» **Task brief**
Work through the material below and count the lines holding the word "PARÁ"; give that count and nothing more.

.....

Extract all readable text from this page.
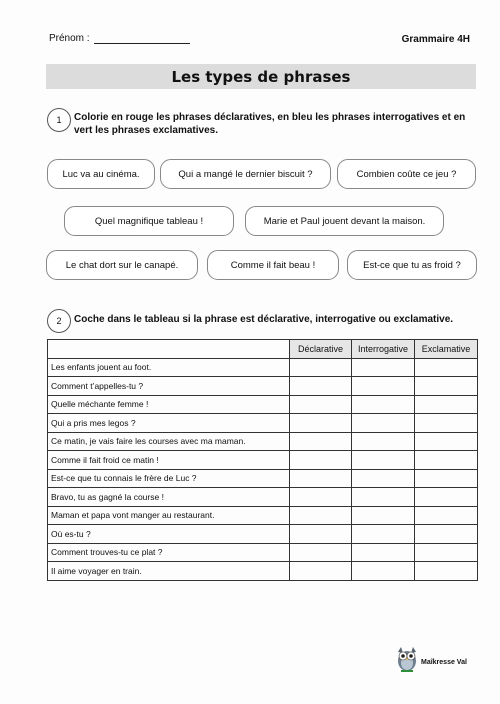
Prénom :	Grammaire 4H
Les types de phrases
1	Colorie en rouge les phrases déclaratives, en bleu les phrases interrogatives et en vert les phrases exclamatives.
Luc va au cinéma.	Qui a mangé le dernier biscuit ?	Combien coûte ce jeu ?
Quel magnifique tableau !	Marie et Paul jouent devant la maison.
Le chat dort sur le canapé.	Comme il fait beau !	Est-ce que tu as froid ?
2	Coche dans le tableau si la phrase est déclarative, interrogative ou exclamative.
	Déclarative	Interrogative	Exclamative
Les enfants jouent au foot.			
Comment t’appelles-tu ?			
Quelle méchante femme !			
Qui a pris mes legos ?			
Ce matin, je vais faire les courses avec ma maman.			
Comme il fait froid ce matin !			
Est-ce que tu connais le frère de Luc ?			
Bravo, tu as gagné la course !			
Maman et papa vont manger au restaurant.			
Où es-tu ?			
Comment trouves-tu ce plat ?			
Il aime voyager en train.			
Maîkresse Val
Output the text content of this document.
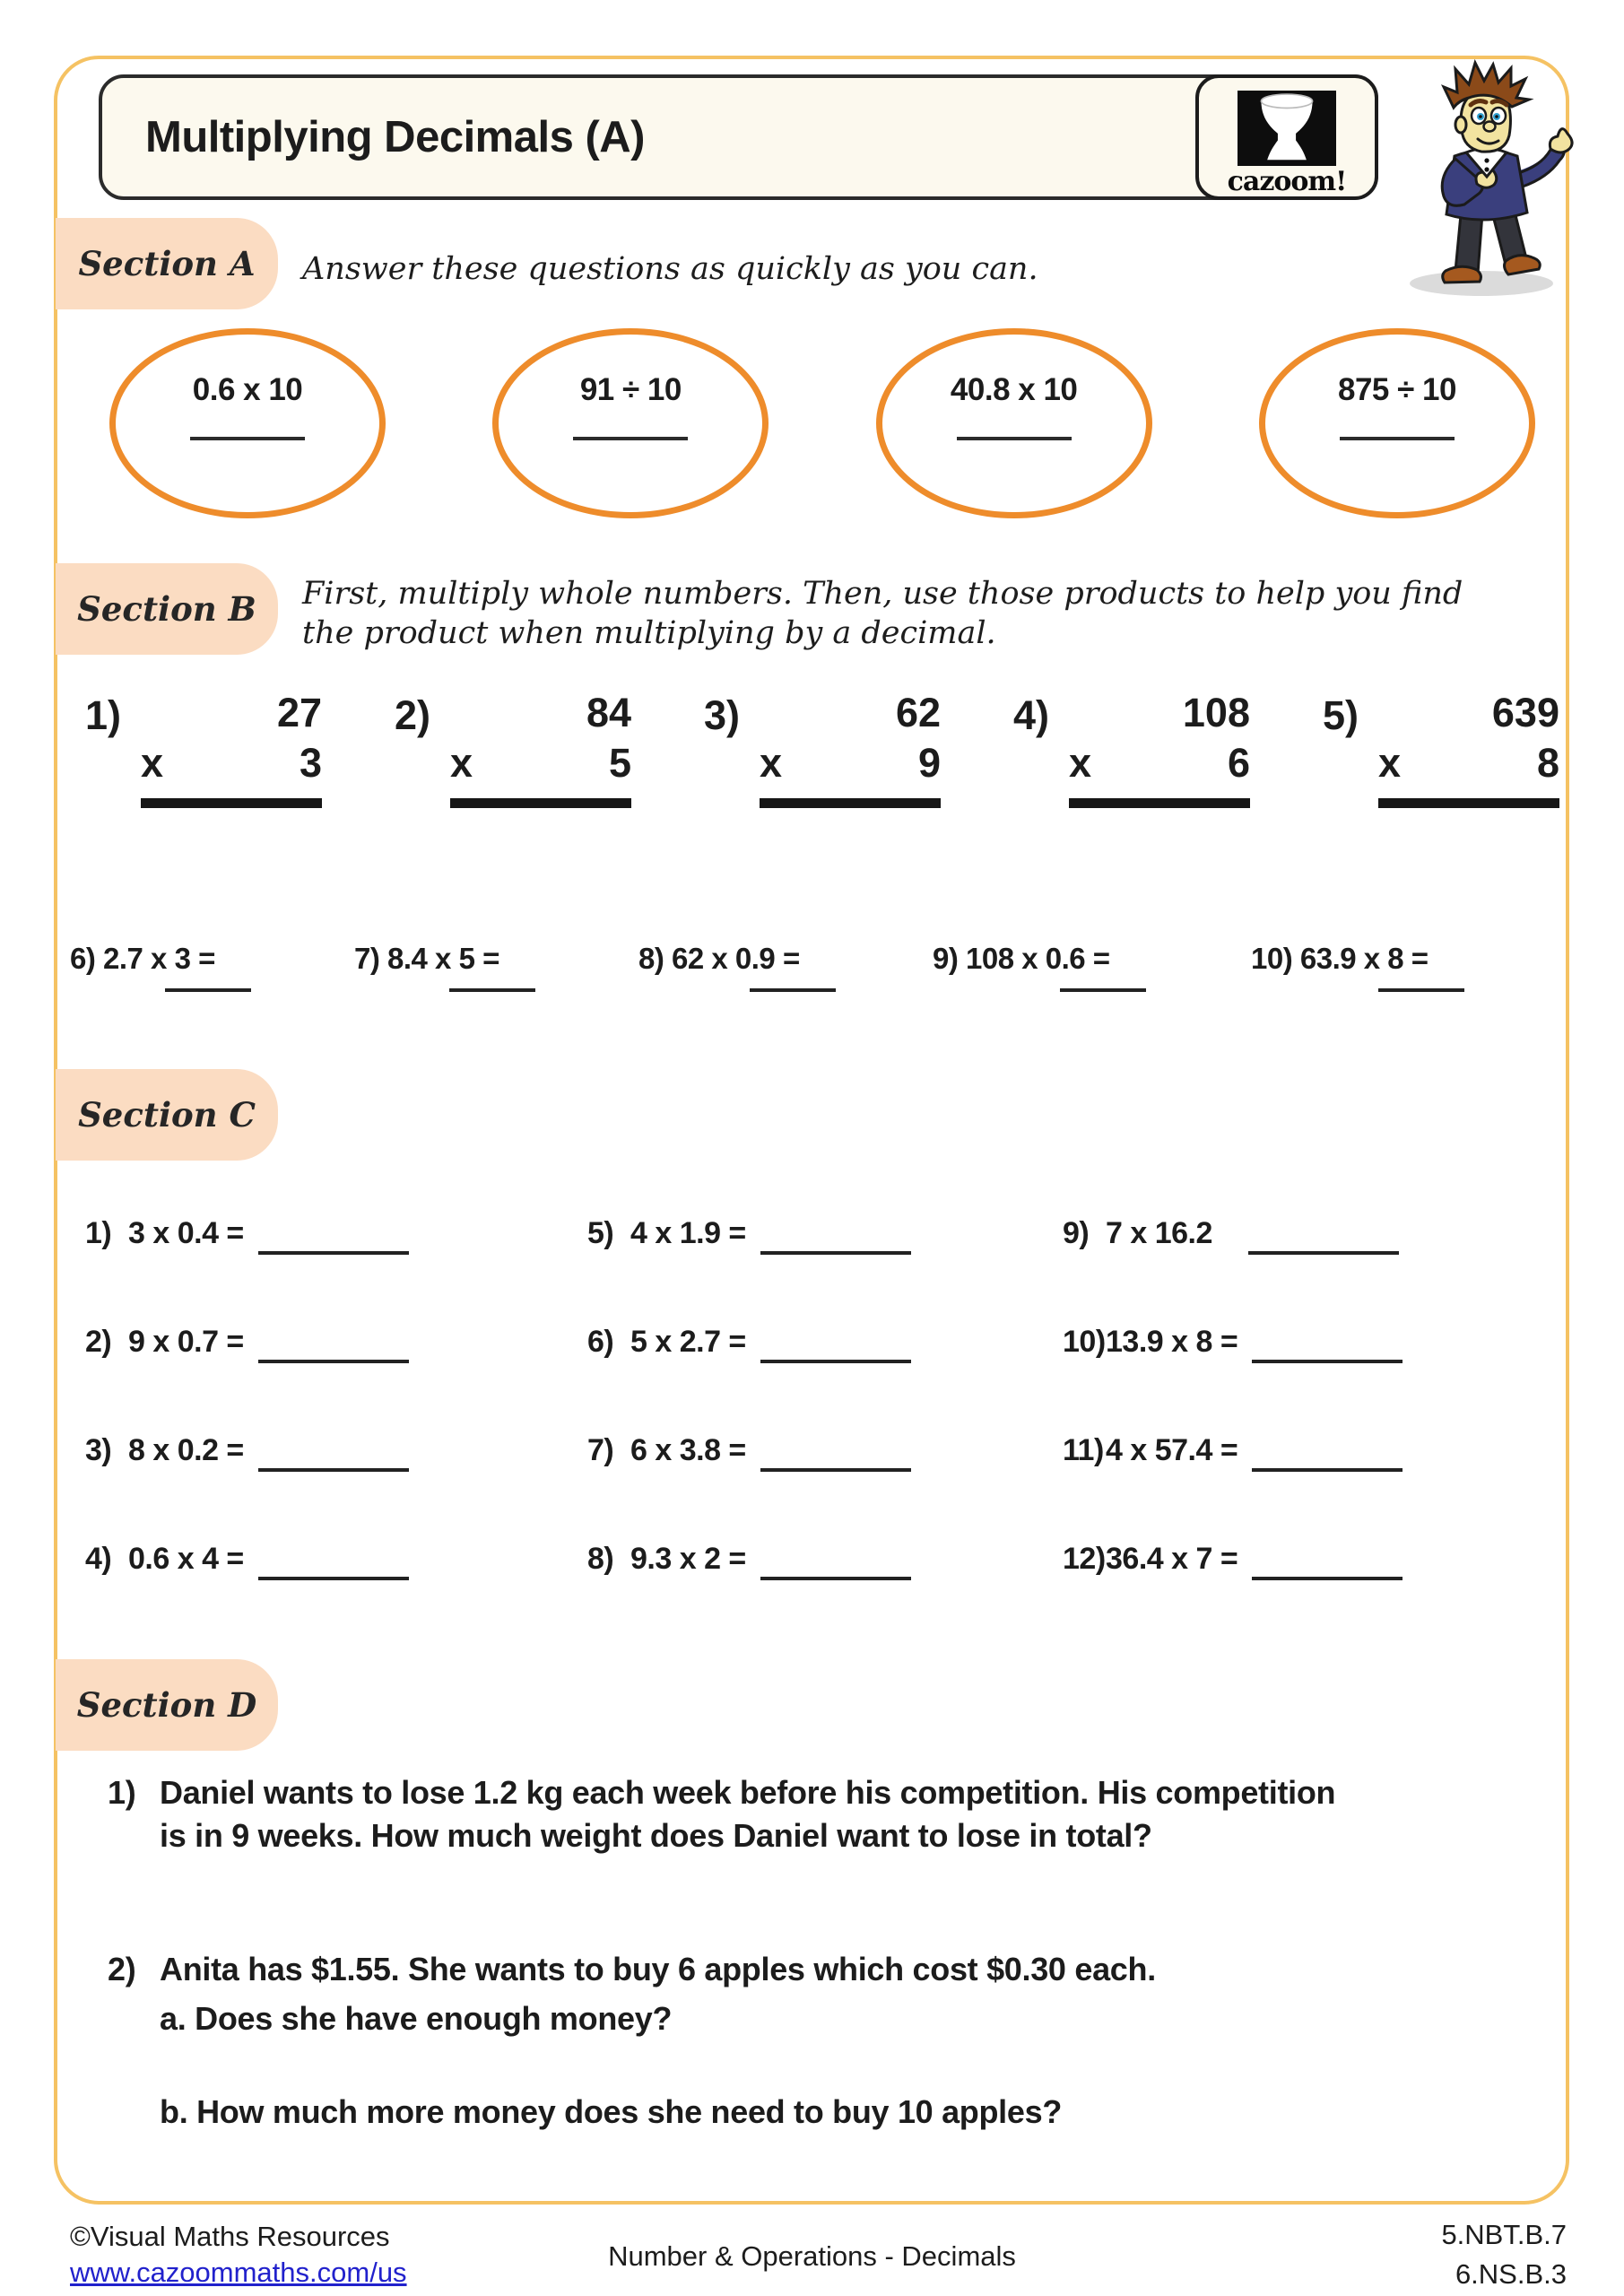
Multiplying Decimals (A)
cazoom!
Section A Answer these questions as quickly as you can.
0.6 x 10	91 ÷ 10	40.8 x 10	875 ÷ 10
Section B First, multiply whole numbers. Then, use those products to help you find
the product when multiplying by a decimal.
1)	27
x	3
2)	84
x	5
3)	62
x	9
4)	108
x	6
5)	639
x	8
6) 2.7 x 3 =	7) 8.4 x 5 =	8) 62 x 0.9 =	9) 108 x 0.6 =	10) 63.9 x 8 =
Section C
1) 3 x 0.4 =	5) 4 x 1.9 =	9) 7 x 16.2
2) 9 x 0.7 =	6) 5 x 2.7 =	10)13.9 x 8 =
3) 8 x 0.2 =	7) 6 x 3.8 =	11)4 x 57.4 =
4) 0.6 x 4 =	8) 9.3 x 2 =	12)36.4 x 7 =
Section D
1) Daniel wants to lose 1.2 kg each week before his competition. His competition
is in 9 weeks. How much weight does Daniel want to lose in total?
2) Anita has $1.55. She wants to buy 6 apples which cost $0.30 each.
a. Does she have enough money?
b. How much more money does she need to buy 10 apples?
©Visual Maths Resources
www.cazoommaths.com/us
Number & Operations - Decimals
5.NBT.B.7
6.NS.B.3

.....

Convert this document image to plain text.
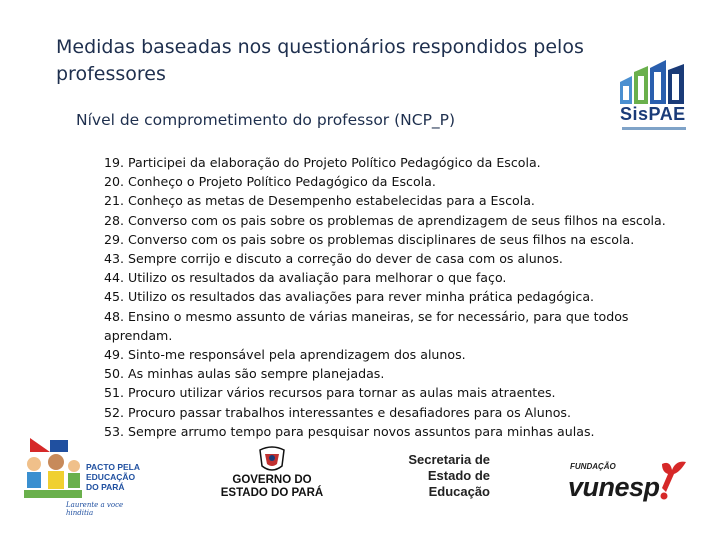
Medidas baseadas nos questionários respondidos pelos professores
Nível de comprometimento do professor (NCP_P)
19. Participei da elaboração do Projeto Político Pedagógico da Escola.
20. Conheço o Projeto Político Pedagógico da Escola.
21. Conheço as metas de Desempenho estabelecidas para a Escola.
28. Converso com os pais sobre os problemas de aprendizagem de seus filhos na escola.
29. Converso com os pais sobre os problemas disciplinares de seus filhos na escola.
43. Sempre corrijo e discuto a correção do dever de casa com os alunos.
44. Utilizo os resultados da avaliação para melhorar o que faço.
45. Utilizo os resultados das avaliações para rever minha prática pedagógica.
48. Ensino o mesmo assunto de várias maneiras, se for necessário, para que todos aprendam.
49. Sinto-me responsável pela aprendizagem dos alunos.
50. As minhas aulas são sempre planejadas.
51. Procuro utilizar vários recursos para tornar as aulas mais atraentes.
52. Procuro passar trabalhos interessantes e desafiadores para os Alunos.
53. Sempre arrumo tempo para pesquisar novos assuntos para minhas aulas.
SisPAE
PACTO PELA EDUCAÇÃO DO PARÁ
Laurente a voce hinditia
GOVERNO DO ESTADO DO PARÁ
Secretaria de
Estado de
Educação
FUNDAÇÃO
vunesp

.....

» **The completed task**
2